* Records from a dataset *
--------------------

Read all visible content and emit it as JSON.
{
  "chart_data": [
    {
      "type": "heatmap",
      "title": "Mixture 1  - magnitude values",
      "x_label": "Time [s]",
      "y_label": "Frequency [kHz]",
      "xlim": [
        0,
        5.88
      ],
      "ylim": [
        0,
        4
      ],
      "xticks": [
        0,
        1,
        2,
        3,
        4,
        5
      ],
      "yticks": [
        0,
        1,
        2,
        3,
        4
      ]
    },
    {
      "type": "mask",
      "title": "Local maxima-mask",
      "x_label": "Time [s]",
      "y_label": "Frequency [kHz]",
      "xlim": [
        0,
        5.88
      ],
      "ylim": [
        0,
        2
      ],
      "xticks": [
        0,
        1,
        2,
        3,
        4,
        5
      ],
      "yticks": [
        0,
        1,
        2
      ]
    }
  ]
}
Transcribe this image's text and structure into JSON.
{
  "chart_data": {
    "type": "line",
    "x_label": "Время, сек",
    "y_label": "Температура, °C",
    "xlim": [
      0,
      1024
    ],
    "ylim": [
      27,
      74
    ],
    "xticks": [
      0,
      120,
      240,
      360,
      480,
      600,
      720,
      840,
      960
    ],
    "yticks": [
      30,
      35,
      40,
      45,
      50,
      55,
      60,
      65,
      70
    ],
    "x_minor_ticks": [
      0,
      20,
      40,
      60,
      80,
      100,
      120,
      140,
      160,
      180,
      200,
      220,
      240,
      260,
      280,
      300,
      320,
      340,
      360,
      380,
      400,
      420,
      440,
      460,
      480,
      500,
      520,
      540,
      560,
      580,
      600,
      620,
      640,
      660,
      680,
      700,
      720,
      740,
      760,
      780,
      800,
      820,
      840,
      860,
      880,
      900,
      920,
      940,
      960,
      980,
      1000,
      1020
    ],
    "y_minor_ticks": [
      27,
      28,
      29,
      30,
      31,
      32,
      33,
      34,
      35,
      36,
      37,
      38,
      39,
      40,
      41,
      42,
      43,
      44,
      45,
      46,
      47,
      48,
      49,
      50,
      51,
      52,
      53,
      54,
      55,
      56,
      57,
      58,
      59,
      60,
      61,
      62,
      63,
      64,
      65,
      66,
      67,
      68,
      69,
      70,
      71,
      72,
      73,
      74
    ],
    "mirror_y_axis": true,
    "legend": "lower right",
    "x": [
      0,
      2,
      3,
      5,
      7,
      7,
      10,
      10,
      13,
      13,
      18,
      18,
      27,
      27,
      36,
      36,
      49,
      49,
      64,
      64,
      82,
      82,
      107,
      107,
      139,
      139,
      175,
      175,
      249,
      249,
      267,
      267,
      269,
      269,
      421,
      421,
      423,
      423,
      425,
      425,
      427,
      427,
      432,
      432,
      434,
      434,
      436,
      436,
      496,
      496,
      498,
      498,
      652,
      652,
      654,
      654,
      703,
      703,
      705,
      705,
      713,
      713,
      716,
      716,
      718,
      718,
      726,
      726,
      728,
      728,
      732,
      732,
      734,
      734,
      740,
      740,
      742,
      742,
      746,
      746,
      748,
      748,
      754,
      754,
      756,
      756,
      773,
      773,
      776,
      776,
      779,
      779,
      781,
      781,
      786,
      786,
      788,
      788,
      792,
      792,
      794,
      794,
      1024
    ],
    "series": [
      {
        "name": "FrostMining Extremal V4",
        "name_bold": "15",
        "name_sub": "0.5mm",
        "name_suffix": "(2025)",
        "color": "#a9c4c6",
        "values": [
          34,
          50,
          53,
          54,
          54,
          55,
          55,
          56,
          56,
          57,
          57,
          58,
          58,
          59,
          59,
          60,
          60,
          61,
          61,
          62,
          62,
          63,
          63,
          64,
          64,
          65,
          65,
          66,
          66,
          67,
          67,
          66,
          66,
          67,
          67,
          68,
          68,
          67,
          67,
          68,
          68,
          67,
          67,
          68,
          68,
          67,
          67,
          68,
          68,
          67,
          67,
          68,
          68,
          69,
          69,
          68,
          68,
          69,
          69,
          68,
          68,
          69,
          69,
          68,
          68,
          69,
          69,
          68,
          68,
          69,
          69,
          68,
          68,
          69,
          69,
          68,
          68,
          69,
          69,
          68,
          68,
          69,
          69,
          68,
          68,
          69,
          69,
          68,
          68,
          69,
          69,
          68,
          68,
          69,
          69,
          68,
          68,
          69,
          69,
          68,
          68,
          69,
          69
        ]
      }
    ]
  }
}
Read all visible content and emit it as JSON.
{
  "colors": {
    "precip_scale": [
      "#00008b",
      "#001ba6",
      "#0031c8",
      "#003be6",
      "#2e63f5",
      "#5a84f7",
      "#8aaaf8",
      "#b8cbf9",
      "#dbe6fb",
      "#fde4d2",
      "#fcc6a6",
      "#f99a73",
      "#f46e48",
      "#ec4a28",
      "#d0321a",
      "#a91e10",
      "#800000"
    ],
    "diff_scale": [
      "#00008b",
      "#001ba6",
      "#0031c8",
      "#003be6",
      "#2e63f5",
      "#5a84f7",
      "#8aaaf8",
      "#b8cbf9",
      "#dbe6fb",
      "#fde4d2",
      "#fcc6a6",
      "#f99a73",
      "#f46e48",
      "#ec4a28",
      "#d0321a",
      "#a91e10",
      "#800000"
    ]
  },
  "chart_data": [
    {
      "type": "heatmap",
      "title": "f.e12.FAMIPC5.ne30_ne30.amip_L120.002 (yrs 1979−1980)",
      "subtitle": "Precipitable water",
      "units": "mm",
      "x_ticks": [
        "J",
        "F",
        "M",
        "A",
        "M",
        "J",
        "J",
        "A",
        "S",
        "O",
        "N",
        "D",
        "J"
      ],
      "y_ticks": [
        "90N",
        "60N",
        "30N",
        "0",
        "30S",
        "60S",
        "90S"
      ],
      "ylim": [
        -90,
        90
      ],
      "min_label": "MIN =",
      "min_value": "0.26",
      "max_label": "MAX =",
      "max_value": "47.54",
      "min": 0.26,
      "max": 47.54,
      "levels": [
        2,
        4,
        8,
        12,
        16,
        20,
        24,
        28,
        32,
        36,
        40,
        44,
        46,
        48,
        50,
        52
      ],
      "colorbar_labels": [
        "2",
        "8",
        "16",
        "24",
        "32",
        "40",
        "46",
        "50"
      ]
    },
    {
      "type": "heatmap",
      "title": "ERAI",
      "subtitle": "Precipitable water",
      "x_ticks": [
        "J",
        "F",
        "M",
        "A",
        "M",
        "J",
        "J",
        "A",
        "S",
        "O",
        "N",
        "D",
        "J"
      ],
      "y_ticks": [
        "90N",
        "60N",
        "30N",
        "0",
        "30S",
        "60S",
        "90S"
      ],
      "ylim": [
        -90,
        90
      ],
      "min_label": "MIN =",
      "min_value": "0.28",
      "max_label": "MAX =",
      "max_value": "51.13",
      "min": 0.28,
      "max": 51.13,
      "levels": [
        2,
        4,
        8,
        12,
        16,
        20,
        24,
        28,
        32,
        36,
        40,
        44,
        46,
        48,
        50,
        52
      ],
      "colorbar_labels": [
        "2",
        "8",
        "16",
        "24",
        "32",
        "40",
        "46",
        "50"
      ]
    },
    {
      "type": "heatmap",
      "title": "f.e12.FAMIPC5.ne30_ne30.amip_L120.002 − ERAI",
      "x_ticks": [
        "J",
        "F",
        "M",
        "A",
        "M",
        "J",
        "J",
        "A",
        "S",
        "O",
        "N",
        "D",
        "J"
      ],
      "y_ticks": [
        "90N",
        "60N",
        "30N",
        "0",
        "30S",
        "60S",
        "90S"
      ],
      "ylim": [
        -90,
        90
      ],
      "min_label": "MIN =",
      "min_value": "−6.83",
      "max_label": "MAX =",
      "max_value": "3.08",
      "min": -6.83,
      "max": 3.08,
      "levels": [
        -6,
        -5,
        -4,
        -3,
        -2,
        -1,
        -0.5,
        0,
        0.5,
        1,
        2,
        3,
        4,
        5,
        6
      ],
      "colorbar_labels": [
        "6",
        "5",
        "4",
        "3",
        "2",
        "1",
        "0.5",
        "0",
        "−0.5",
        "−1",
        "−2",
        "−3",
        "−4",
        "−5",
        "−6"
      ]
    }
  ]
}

--------------------

* BRIEF *
Copy every line in the entries above that has the string "ERAI" in it.

* COMPLETE ANSWER *
      "title": "ERAI",
      "title": "f.e12.FAMIPC5.ne30_ne30.amip_L120.002 − ERAI",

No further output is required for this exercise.